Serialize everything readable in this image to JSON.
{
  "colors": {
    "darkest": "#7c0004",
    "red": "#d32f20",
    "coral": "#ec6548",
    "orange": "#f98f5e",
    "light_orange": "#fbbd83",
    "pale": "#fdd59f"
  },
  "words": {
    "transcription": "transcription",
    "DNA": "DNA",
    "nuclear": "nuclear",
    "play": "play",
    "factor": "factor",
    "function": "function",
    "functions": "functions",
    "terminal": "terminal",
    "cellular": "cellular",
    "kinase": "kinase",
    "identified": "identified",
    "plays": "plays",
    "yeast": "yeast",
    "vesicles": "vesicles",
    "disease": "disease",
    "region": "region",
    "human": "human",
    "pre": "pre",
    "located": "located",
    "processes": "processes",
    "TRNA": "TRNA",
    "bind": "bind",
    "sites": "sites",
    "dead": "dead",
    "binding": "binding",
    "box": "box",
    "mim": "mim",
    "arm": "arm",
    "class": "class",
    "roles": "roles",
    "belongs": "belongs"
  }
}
....
▶ _Exercise details_: Return every line exactly.

▶ _Written answer_:
Serialize everything readable in this image to JSON.
{
  "colors": {
    "darkest": "#7c0004",
    "red": "#d32f20",
    "coral": "#ec6548",
    "orange": "#f98f5e",
    "light_orange": "#fbbd83",
    "pale": "#fdd59f"
  },
  "words": {
    "transcription": "transcription",
    "DNA": "DNA",
    "nuclear": "nuclear",
    "play": "play",
    "factor": "factor",
    "function": "function",
    "functions": "functions",
    "terminal": "terminal",
    "cellular": "cellular",
    "kinase": "kinase",
    "identified": "identified",
    "plays": "plays",
    "yeast": "yeast",
    "vesicles": "vesicles",
    "disease": "disease",
    "region": "region",
    "human": "human",
    "pre": "pre",
    "located": "located",
    "processes": "processes",
    "TRNA": "TRNA",
    "bind": "bind",
    "sites": "sites",
    "dead": "dead",
    "binding": "binding",
    "box": "box",
    "mim": "mim",
    "arm": "arm",
    "class": "class",
    "roles": "roles",
    "belongs": "belongs"
  }
}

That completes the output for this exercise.